Tâche demandée A
Modifie la portion du listing allant de son début jusqu'à la ligne contenant "image-viewer-titlebar[interactable]: Image Viewer", incluse : remplace "Manage GCPs" par "Edit GCPs" et redonne ces lignes sans autre changement.

Par ailleurs, texture, cuisson à basse température, saveur parfaite de chaque ingrédient. C’est ce que Guy Savoy appella la « grande transformation », une petite magie concrète.

Transformer l’Histoire en joie

Pour lui : « La cuisine est l’art de transformer des produits chargés d’histoire en joie. Histoire de la vie de chaque produit, des années qu’il a fallu pour l’affiner, du lot d’imprévus auxquels il a résisté. ». Ou d’un choc thermique tout à fait prévu : celui du filet de saumon cru jouant le rôle digestif d’un entremet.

Il arrive cru sur lit de glace, puis sur une plaque de sel de l’Himalaya et finit au spa : plongé dans un bouillon de citronnelle par Patrick Devel, l’un des trois seconds. Avec mon péché mignon : de ces exquises perles de citron-caviar au goût éclatant quand on les presse sous la langue: une saveur unique. Et puis la fameuse soupe d’artichaut et pétales de truffe, en l’occurrence du marché de Richerenches.

Tâche demandée B
Extrais en entier et tel quel le texte sur la cuisine de Guy Savoy.

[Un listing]
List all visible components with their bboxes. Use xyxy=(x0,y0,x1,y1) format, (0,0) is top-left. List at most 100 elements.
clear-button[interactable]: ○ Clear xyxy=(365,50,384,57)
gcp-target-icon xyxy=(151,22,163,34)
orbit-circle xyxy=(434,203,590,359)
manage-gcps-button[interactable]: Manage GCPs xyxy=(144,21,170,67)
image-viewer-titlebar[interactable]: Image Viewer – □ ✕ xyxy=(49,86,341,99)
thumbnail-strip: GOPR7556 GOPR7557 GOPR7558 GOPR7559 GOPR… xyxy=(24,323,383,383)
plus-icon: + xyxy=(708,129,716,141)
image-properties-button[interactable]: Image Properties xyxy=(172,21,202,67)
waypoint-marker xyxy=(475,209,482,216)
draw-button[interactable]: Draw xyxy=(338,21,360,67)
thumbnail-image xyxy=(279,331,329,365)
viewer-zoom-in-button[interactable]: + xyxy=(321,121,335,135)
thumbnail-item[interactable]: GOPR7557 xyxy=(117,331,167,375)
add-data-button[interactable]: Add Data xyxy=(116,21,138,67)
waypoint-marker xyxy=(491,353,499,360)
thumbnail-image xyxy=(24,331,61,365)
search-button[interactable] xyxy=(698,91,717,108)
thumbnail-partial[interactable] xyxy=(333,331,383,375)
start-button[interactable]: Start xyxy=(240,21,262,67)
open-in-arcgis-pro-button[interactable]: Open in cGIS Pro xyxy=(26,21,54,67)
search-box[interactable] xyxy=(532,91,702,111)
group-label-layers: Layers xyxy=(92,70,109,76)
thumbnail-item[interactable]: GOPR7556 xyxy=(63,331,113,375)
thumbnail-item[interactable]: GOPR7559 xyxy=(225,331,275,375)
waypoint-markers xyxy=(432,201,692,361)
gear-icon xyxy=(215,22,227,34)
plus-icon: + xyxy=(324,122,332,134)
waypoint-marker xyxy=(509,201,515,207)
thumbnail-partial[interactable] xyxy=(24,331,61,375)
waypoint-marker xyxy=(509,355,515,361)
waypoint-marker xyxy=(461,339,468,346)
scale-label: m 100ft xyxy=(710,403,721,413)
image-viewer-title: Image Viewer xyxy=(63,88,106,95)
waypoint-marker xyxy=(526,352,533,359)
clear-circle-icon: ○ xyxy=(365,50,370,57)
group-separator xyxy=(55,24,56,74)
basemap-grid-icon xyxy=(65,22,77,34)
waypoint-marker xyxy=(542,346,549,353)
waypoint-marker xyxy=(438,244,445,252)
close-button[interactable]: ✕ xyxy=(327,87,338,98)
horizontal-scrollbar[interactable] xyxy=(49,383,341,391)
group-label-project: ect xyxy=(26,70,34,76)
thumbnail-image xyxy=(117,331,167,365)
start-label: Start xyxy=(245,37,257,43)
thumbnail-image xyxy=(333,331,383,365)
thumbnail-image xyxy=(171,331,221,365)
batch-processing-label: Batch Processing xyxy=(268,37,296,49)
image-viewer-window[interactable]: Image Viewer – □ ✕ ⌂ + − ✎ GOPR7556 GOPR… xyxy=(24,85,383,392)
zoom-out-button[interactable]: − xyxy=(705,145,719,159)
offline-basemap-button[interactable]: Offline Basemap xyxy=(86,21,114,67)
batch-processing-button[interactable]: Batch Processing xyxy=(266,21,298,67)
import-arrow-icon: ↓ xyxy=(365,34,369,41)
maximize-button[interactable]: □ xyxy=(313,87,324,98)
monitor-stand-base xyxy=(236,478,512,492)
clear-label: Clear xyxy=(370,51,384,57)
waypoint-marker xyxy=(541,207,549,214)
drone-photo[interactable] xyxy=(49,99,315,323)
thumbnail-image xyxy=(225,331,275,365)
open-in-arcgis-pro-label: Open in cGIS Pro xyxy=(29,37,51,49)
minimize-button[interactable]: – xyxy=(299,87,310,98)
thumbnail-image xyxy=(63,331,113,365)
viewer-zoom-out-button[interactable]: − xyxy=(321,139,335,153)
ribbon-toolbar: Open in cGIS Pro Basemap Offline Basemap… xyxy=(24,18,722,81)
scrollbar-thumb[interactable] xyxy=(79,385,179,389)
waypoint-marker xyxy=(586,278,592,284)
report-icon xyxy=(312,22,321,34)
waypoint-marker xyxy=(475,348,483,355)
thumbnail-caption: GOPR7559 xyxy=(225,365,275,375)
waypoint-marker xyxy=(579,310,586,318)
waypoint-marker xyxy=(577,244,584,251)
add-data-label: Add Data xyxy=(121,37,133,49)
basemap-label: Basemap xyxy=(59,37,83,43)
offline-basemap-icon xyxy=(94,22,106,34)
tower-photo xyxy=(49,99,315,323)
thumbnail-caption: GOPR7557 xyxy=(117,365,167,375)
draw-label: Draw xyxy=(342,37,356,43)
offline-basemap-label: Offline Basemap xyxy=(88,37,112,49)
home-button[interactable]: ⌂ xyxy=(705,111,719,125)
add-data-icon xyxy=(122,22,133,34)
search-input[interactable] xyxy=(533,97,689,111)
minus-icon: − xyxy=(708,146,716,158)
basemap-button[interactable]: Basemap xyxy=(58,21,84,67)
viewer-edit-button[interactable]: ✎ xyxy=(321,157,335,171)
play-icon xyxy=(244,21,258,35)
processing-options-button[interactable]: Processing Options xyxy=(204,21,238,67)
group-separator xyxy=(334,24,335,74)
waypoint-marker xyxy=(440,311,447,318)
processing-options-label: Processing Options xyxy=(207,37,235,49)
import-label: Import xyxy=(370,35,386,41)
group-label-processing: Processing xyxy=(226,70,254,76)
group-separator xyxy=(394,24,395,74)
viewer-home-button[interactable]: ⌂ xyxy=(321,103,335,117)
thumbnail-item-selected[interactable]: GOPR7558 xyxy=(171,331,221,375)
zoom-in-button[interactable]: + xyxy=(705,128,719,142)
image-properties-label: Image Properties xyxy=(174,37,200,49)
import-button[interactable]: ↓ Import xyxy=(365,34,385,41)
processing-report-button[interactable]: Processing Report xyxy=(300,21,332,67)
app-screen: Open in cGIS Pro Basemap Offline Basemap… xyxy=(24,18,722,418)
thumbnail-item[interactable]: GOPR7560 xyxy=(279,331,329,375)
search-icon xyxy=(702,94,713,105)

Réponse A
List all visible components with their bboxes. Use xyxy=(x0,y0,x1,y1) format, (0,0) is top-left. List at most 100 elements.
clear-button[interactable]: ○ Clear xyxy=(365,50,384,57)
gcp-target-icon xyxy=(151,22,163,34)
orbit-circle xyxy=(434,203,590,359)
manage-gcps-button[interactable]: Edit GCPs xyxy=(144,21,170,67)
image-viewer-titlebar[interactable]: Image Viewer – □ ✕ xyxy=(49,86,341,99)

Réponse B
Par ailleurs, texture, cuisson à basse température, saveur parfaite de chaque ingrédient. C’est ce que Guy Savoy appella la « grande transformation », une petite magie concrète.

Transformer l’Histoire en joie

Pour lui : « La cuisine est l’art de transformer des produits chargés d’histoire en joie. Histoire de la vie de chaque produit, des années qu’il a fallu pour l’affiner, du lot d’imprévus auxquels il a résisté. ». Ou d’un choc thermique tout à fait prévu : celui du filet de saumon cru jouant le rôle digestif d’un entremet.

Il arrive cru sur lit de glace, puis sur une plaque de sel de l’Himalaya et finit au spa : plongé dans un bouillon de citronnelle par Patrick Devel, l’un des trois seconds. Avec mon péché mignon : de ces exquises perles de citron-caviar au goût éclatant quand on les presse sous la langue: une saveur unique. Et puis la fameuse soupe d’artichaut et pétales de truffe, en l’occurrence du marché de Richerenches.